● **STATED TASK**:
Skip any picture you find and retype all the remaining lines exactly.

Entries taken from a collection
==================================================

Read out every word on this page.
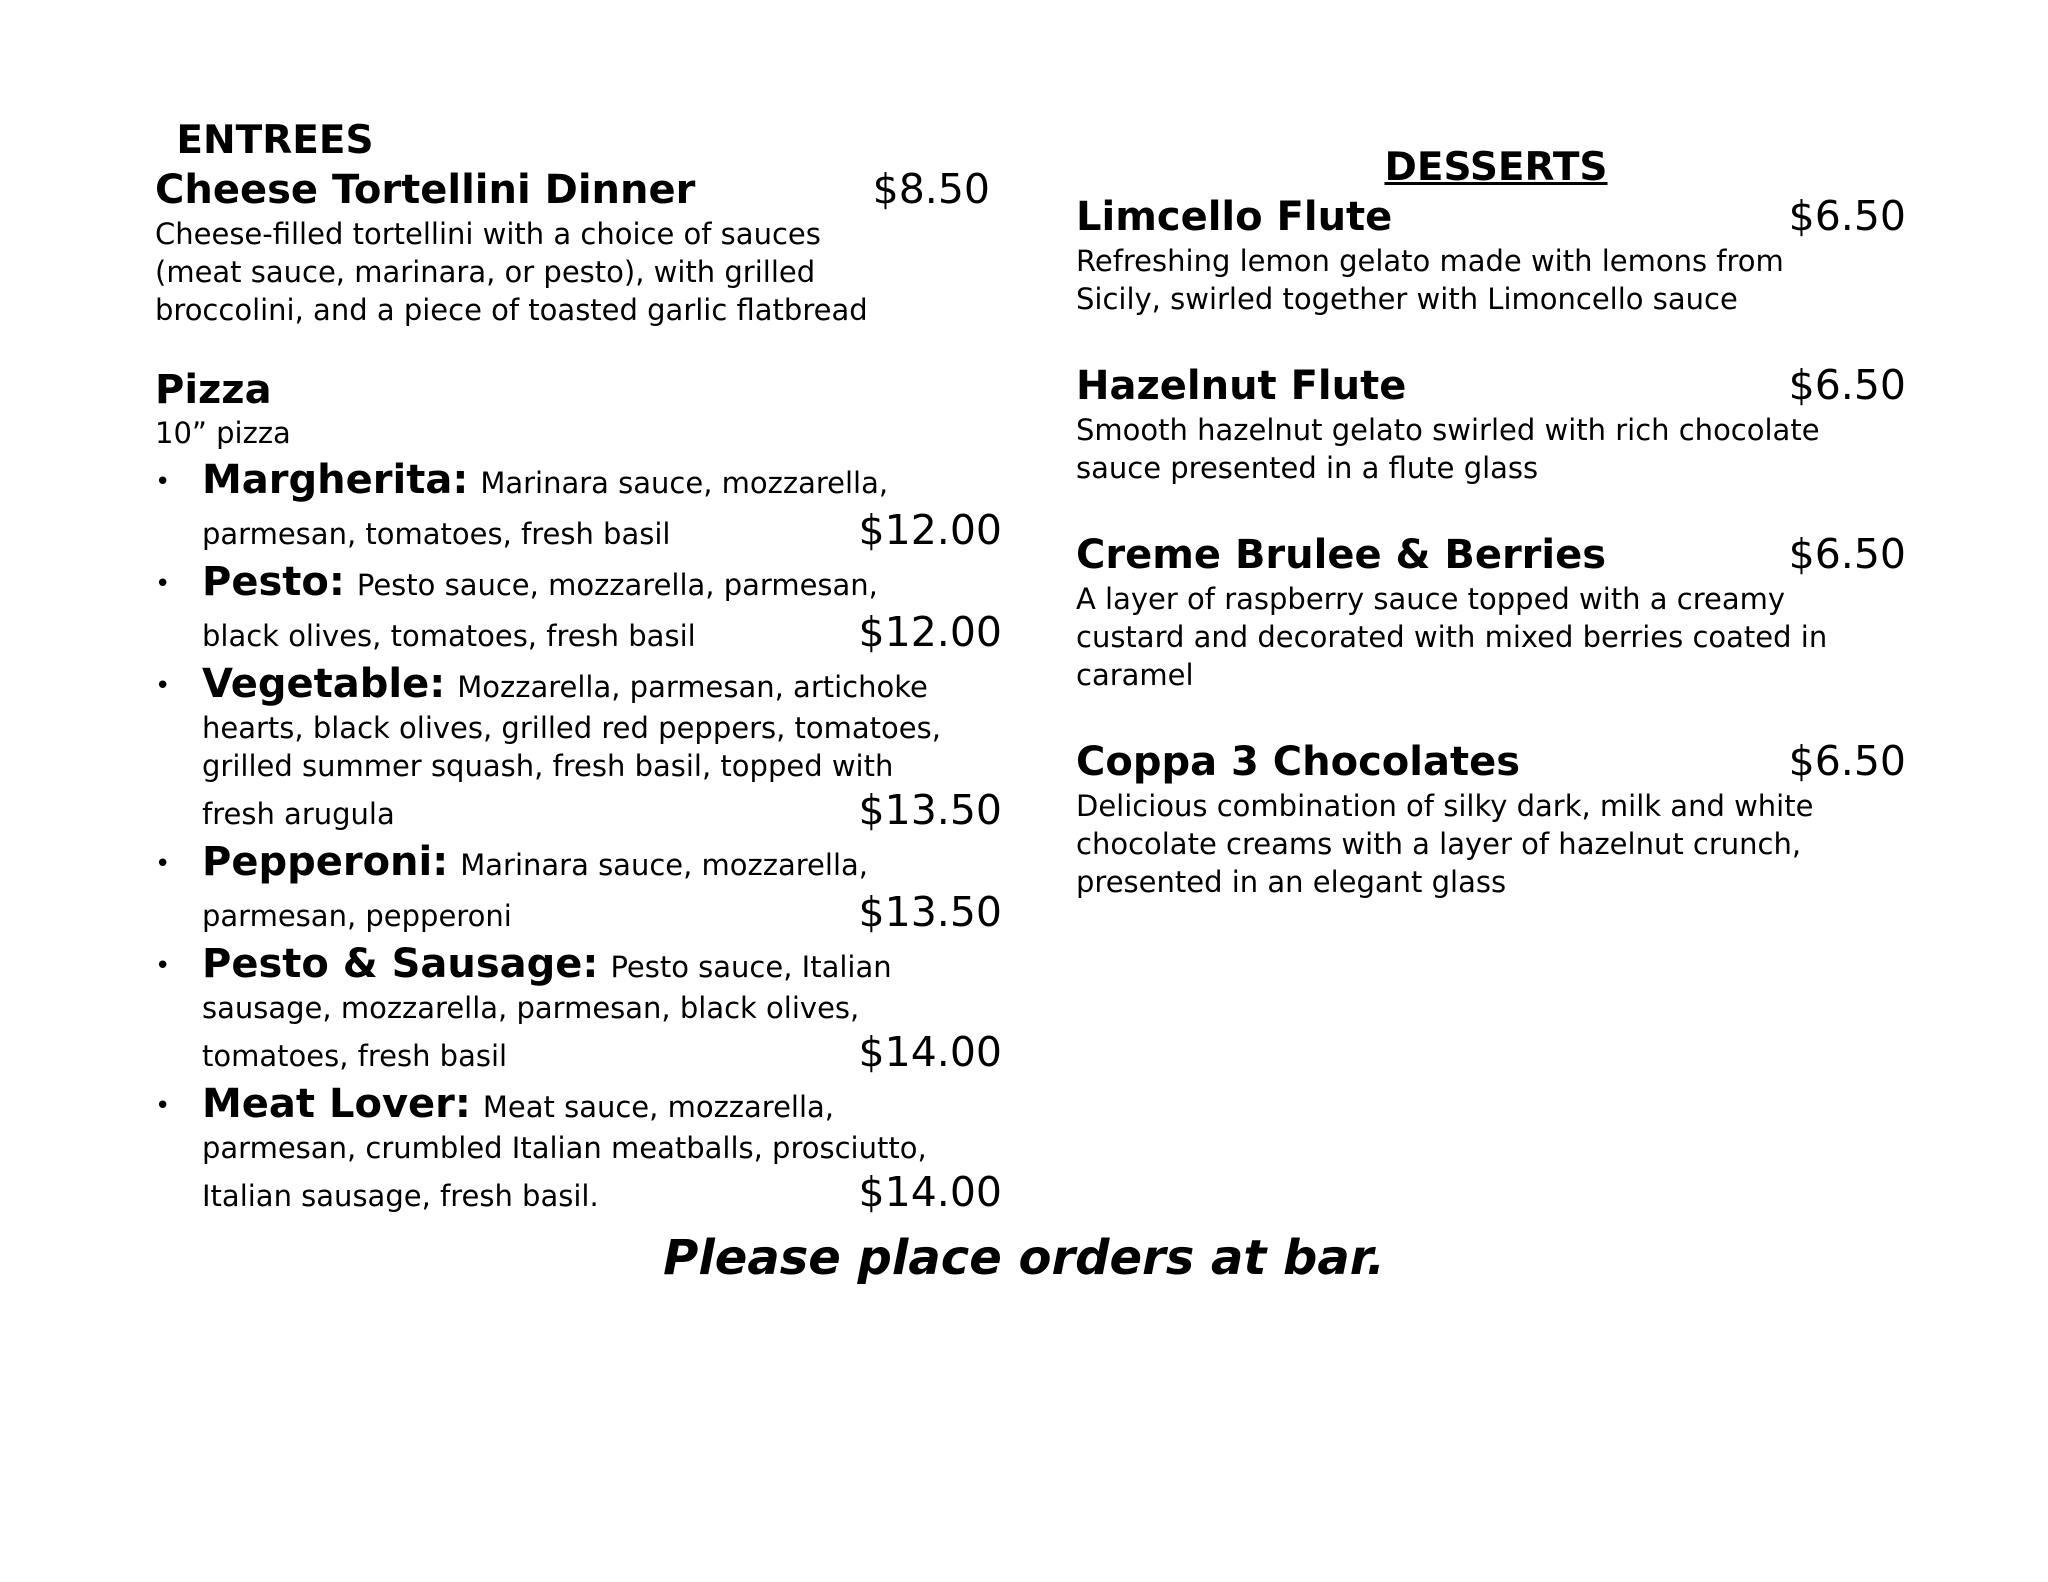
ENTREES
Cheese Tortellini Dinner	$8.50
Cheese-filled tortellini with a choice of sauces
(meat sauce, marinara, or pesto), with grilled
broccolini, and a piece of toasted garlic flatbread
Pizza
10” pizza
• Margherita: Marinara sauce, mozzarella,
parmesan, tomatoes, fresh basil	$12.00
• Pesto: Pesto sauce, mozzarella, parmesan,
black olives, tomatoes, fresh basil	$12.00
• Vegetable: Mozzarella, parmesan, artichoke
hearts, black olives, grilled red peppers, tomatoes,
grilled summer squash, fresh basil, topped with
fresh arugula	$13.50
• Pepperoni: Marinara sauce, mozzarella,
parmesan, pepperoni	$13.50
• Pesto & Sausage: Pesto sauce, Italian
sausage, mozzarella, parmesan, black olives,
tomatoes, fresh basil	$14.00
• Meat Lover: Meat sauce, mozzarella,
parmesan, crumbled Italian meatballs, prosciutto,
Italian sausage, fresh basil.	$14.00
DESSERTS
Limcello Flute	$6.50
Refreshing lemon gelato made with lemons from
Sicily, swirled together with Limoncello sauce
Hazelnut Flute	$6.50
Smooth hazelnut gelato swirled with rich chocolate
sauce presented in a flute glass
Creme Brulee & Berries	$6.50
A layer of raspberry sauce topped with a creamy
custard and decorated with mixed berries coated in
caramel
Coppa 3 Chocolates	$6.50
Delicious combination of silky dark, milk and white
chocolate creams with a layer of hazelnut crunch,
presented in an elegant glass
Please place orders at bar.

==================================================

● **SOLUTION FOR THIS TASK**:
Read out every word on this page.
ENTREES
Cheese Tortellini Dinner	$8.50
Cheese-filled tortellini with a choice of sauces
(meat sauce, marinara, or pesto), with grilled
broccolini, and a piece of toasted garlic flatbread
Pizza
10” pizza
• Margherita: Marinara sauce, mozzarella,
parmesan, tomatoes, fresh basil	$12.00
• Pesto: Pesto sauce, mozzarella, parmesan,
black olives, tomatoes, fresh basil	$12.00
• Vegetable: Mozzarella, parmesan, artichoke
hearts, black olives, grilled red peppers, tomatoes,
grilled summer squash, fresh basil, topped with
fresh arugula	$13.50
• Pepperoni: Marinara sauce, mozzarella,
parmesan, pepperoni	$13.50
• Pesto & Sausage: Pesto sauce, Italian
sausage, mozzarella, parmesan, black olives,
tomatoes, fresh basil	$14.00
• Meat Lover: Meat sauce, mozzarella,
parmesan, crumbled Italian meatballs, prosciutto,
Italian sausage, fresh basil.	$14.00
DESSERTS
Limcello Flute	$6.50
Refreshing lemon gelato made with lemons from
Sicily, swirled together with Limoncello sauce
Hazelnut Flute	$6.50
Smooth hazelnut gelato swirled with rich chocolate
sauce presented in a flute glass
Creme Brulee & Berries	$6.50
A layer of raspberry sauce topped with a creamy
custard and decorated with mixed berries coated in
caramel
Coppa 3 Chocolates	$6.50
Delicious combination of silky dark, milk and white
chocolate creams with a layer of hazelnut crunch,
presented in an elegant glass
Please place orders at bar.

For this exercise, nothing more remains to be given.